## What to do
In the entries below, switch each "slice-panel" to "slice-frame" and leave everything else unchanged.

## Dataset extract

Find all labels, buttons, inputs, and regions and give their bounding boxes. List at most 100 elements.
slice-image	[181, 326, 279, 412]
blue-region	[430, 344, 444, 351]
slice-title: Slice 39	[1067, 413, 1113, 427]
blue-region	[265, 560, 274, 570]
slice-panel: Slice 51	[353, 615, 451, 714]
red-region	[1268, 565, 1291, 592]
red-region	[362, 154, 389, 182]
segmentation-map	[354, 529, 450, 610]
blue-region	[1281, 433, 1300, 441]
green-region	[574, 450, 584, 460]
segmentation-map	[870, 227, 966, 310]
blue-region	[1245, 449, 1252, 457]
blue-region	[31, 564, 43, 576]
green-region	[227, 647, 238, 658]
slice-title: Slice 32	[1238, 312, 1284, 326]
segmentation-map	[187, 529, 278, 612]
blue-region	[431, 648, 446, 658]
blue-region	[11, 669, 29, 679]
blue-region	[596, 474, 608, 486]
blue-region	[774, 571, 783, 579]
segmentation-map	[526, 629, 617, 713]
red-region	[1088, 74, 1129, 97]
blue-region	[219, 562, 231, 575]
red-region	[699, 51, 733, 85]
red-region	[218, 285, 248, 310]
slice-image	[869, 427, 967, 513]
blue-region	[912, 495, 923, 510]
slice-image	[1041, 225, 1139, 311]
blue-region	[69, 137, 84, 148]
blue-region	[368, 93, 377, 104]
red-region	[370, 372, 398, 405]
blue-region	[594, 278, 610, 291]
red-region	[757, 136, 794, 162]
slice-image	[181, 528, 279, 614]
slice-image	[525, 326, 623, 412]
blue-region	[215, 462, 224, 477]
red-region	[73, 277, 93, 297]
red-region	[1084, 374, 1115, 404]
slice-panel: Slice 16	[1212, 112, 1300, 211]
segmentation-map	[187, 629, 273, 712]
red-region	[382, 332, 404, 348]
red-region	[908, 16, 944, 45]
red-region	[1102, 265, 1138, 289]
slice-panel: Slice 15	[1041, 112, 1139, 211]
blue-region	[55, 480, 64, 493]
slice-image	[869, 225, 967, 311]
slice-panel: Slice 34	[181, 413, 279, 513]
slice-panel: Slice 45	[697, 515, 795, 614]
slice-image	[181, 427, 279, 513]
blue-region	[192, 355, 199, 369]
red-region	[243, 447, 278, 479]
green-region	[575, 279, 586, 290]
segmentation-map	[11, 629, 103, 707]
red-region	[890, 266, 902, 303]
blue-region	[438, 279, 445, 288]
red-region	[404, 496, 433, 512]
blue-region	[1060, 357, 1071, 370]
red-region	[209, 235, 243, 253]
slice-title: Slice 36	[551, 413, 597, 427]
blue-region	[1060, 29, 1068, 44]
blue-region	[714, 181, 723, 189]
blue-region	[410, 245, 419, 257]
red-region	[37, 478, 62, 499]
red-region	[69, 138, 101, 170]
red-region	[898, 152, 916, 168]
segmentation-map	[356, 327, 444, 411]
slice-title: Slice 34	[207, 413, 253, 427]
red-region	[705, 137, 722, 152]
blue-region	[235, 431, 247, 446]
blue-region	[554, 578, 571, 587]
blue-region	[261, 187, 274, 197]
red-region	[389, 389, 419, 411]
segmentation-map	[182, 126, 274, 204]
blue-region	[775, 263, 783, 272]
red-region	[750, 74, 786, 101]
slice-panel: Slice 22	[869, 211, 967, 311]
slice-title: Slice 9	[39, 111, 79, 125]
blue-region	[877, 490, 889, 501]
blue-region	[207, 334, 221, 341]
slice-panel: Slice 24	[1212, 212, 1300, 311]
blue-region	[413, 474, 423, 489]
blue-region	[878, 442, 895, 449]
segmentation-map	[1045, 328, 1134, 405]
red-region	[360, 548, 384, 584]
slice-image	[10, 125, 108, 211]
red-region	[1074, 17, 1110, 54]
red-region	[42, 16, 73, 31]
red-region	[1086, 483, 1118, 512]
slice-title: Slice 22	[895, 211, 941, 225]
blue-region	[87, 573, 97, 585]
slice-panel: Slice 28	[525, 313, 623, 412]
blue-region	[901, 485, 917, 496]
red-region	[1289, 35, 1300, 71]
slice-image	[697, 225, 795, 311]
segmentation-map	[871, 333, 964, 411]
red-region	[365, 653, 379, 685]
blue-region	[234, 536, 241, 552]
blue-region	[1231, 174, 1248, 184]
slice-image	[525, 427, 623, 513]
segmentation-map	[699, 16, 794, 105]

## Exercise result
Find all labels, buttons, inputs, and regions and give their bounding boxes. List at most 100 elements.
slice-image	[181, 326, 279, 412]
blue-region	[430, 344, 444, 351]
slice-title: Slice 39	[1067, 413, 1113, 427]
blue-region	[265, 560, 274, 570]
slice-frame: Slice 51	[353, 615, 451, 714]
red-region	[1268, 565, 1291, 592]
red-region	[362, 154, 389, 182]
segmentation-map	[354, 529, 450, 610]
blue-region	[1281, 433, 1300, 441]
green-region	[574, 450, 584, 460]
segmentation-map	[870, 227, 966, 310]
blue-region	[1245, 449, 1252, 457]
blue-region	[31, 564, 43, 576]
green-region	[227, 647, 238, 658]
slice-title: Slice 32	[1238, 312, 1284, 326]
segmentation-map	[187, 529, 278, 612]
blue-region	[431, 648, 446, 658]
blue-region	[11, 669, 29, 679]
blue-region	[596, 474, 608, 486]
blue-region	[774, 571, 783, 579]
segmentation-map	[526, 629, 617, 713]
red-region	[1088, 74, 1129, 97]
blue-region	[219, 562, 231, 575]
red-region	[699, 51, 733, 85]
red-region	[218, 285, 248, 310]
slice-image	[869, 427, 967, 513]
blue-region	[912, 495, 923, 510]
slice-image	[1041, 225, 1139, 311]
blue-region	[69, 137, 84, 148]
blue-region	[368, 93, 377, 104]
red-region	[370, 372, 398, 405]
blue-region	[594, 278, 610, 291]
red-region	[757, 136, 794, 162]
slice-image	[181, 528, 279, 614]
slice-image	[525, 326, 623, 412]
blue-region	[215, 462, 224, 477]
red-region	[73, 277, 93, 297]
red-region	[1084, 374, 1115, 404]
slice-frame: Slice 16	[1212, 112, 1300, 211]
segmentation-map	[187, 629, 273, 712]
red-region	[382, 332, 404, 348]
red-region	[908, 16, 944, 45]
red-region	[1102, 265, 1138, 289]
slice-frame: Slice 15	[1041, 112, 1139, 211]
blue-region	[55, 480, 64, 493]
slice-image	[869, 225, 967, 311]
slice-frame: Slice 34	[181, 413, 279, 513]
slice-frame: Slice 45	[697, 515, 795, 614]
slice-image	[181, 427, 279, 513]
blue-region	[192, 355, 199, 369]
red-region	[243, 447, 278, 479]
green-region	[575, 279, 586, 290]
segmentation-map	[11, 629, 103, 707]
red-region	[890, 266, 902, 303]
blue-region	[438, 279, 445, 288]
red-region	[404, 496, 433, 512]
blue-region	[1060, 357, 1071, 370]
red-region	[209, 235, 243, 253]
slice-title: Slice 36	[551, 413, 597, 427]
blue-region	[1060, 29, 1068, 44]
blue-region	[714, 181, 723, 189]
blue-region	[410, 245, 419, 257]
red-region	[37, 478, 62, 499]
red-region	[69, 138, 101, 170]
red-region	[898, 152, 916, 168]
segmentation-map	[356, 327, 444, 411]
slice-title: Slice 34	[207, 413, 253, 427]
red-region	[705, 137, 722, 152]
blue-region	[235, 431, 247, 446]
blue-region	[554, 578, 571, 587]
blue-region	[261, 187, 274, 197]
red-region	[389, 389, 419, 411]
segmentation-map	[182, 126, 274, 204]
blue-region	[775, 263, 783, 272]
red-region	[750, 74, 786, 101]
slice-frame: Slice 22	[869, 211, 967, 311]
slice-title: Slice 9	[39, 111, 79, 125]
blue-region	[877, 490, 889, 501]
blue-region	[207, 334, 221, 341]
slice-frame: Slice 24	[1212, 212, 1300, 311]
blue-region	[413, 474, 423, 489]
blue-region	[878, 442, 895, 449]
segmentation-map	[1045, 328, 1134, 405]
red-region	[360, 548, 384, 584]
slice-image	[10, 125, 108, 211]
red-region	[1074, 17, 1110, 54]
red-region	[42, 16, 73, 31]
red-region	[1086, 483, 1118, 512]
slice-title: Slice 22	[895, 211, 941, 225]
blue-region	[87, 573, 97, 585]
slice-frame: Slice 28	[525, 313, 623, 412]
blue-region	[901, 485, 917, 496]
red-region	[1289, 35, 1300, 71]
slice-image	[697, 225, 795, 311]
segmentation-map	[871, 333, 964, 411]
red-region	[365, 653, 379, 685]
blue-region	[234, 536, 241, 552]
blue-region	[1231, 174, 1248, 184]
slice-image	[525, 427, 623, 513]
segmentation-map	[699, 16, 794, 105]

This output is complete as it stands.